Without the pictures, give the entries below again exactly as written.

**Supplied data**
========================================================================

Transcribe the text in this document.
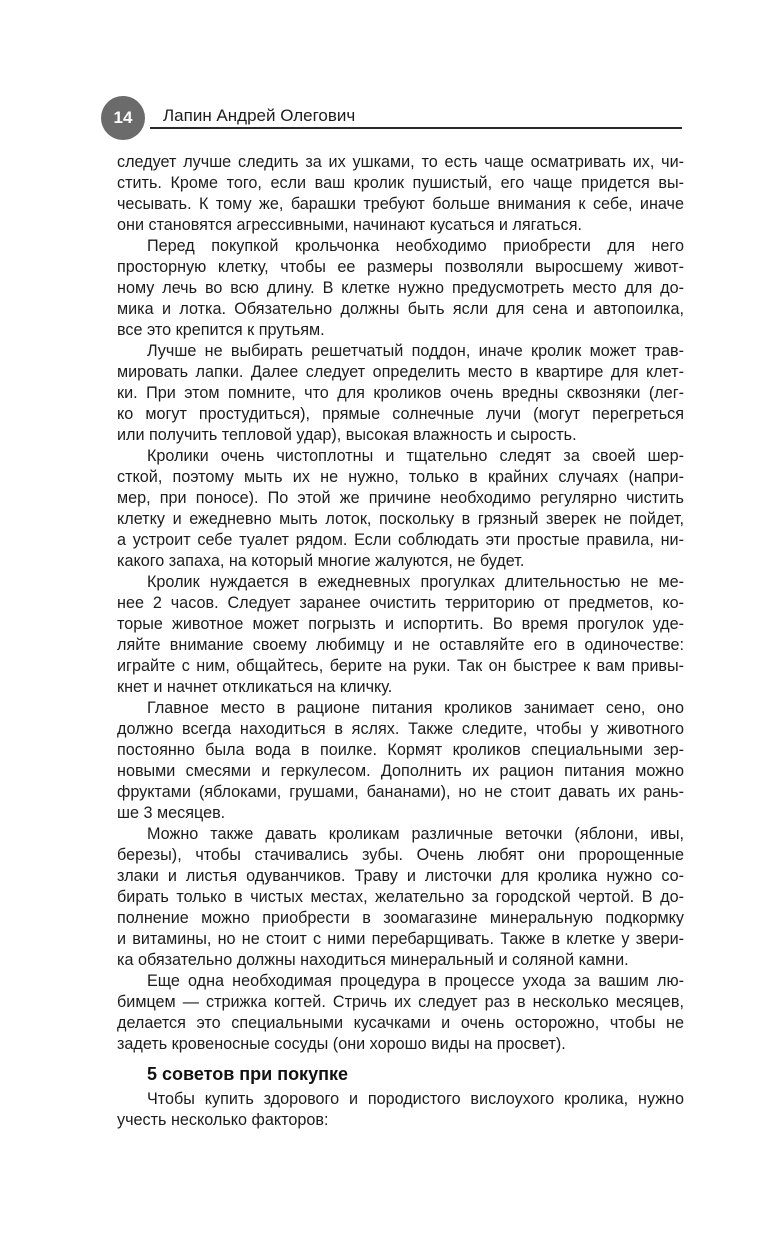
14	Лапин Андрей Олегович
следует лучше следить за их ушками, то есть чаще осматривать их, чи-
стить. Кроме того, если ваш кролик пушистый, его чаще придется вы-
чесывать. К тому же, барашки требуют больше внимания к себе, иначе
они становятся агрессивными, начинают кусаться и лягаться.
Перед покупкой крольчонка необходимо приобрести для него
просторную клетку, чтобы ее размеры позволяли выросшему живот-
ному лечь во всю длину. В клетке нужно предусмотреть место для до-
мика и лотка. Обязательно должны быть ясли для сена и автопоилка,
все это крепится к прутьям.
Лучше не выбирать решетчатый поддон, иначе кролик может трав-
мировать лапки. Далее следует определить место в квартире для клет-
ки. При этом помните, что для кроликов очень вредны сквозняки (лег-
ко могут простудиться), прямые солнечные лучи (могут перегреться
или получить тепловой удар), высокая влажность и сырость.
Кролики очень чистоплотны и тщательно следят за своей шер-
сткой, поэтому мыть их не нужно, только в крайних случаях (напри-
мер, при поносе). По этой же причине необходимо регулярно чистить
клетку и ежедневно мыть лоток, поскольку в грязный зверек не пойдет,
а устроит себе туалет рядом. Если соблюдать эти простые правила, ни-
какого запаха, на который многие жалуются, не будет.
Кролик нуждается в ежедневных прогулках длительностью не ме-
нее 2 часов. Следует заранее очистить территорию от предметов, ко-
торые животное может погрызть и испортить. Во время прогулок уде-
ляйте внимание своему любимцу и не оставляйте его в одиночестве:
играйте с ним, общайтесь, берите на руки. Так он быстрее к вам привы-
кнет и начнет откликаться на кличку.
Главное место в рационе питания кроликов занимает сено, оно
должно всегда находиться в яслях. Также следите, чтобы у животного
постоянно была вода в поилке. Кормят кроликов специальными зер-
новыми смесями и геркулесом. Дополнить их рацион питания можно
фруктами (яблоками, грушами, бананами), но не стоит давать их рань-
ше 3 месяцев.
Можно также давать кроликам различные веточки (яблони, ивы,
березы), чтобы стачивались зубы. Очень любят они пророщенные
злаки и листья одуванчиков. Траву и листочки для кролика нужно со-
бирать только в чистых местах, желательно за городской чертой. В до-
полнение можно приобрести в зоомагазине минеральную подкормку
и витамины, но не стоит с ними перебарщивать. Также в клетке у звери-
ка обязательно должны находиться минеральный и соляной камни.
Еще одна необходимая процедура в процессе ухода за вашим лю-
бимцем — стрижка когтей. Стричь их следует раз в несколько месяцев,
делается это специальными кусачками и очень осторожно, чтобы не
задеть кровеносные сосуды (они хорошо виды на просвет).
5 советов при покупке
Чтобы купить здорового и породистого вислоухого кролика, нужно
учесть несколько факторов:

========================================================================

**Solution to the problem**
Transcribe the text in this document.
14	Лапин Андрей Олегович
следует лучше следить за их ушками, то есть чаще осматривать их, чи-
стить. Кроме того, если ваш кролик пушистый, его чаще придется вы-
чесывать. К тому же, барашки требуют больше внимания к себе, иначе
они становятся агрессивными, начинают кусаться и лягаться.
Перед покупкой крольчонка необходимо приобрести для него
просторную клетку, чтобы ее размеры позволяли выросшему живот-
ному лечь во всю длину. В клетке нужно предусмотреть место для до-
мика и лотка. Обязательно должны быть ясли для сена и автопоилка,
все это крепится к прутьям.
Лучше не выбирать решетчатый поддон, иначе кролик может трав-
мировать лапки. Далее следует определить место в квартире для клет-
ки. При этом помните, что для кроликов очень вредны сквозняки (лег-
ко могут простудиться), прямые солнечные лучи (могут перегреться
или получить тепловой удар), высокая влажность и сырость.
Кролики очень чистоплотны и тщательно следят за своей шер-
сткой, поэтому мыть их не нужно, только в крайних случаях (напри-
мер, при поносе). По этой же причине необходимо регулярно чистить
клетку и ежедневно мыть лоток, поскольку в грязный зверек не пойдет,
а устроит себе туалет рядом. Если соблюдать эти простые правила, ни-
какого запаха, на который многие жалуются, не будет.
Кролик нуждается в ежедневных прогулках длительностью не ме-
нее 2 часов. Следует заранее очистить территорию от предметов, ко-
торые животное может погрызть и испортить. Во время прогулок уде-
ляйте внимание своему любимцу и не оставляйте его в одиночестве:
играйте с ним, общайтесь, берите на руки. Так он быстрее к вам привы-
кнет и начнет откликаться на кличку.
Главное место в рационе питания кроликов занимает сено, оно
должно всегда находиться в яслях. Также следите, чтобы у животного
постоянно была вода в поилке. Кормят кроликов специальными зер-
новыми смесями и геркулесом. Дополнить их рацион питания можно
фруктами (яблоками, грушами, бананами), но не стоит давать их рань-
ше 3 месяцев.
Можно также давать кроликам различные веточки (яблони, ивы,
березы), чтобы стачивались зубы. Очень любят они пророщенные
злаки и листья одуванчиков. Траву и листочки для кролика нужно со-
бирать только в чистых местах, желательно за городской чертой. В до-
полнение можно приобрести в зоомагазине минеральную подкормку
и витамины, но не стоит с ними перебарщивать. Также в клетке у звери-
ка обязательно должны находиться минеральный и соляной камни.
Еще одна необходимая процедура в процессе ухода за вашим лю-
бимцем — стрижка когтей. Стричь их следует раз в несколько месяцев,
делается это специальными кусачками и очень осторожно, чтобы не
задеть кровеносные сосуды (они хорошо виды на просвет).
5 советов при покупке
Чтобы купить здорового и породистого вислоухого кролика, нужно
учесть несколько факторов:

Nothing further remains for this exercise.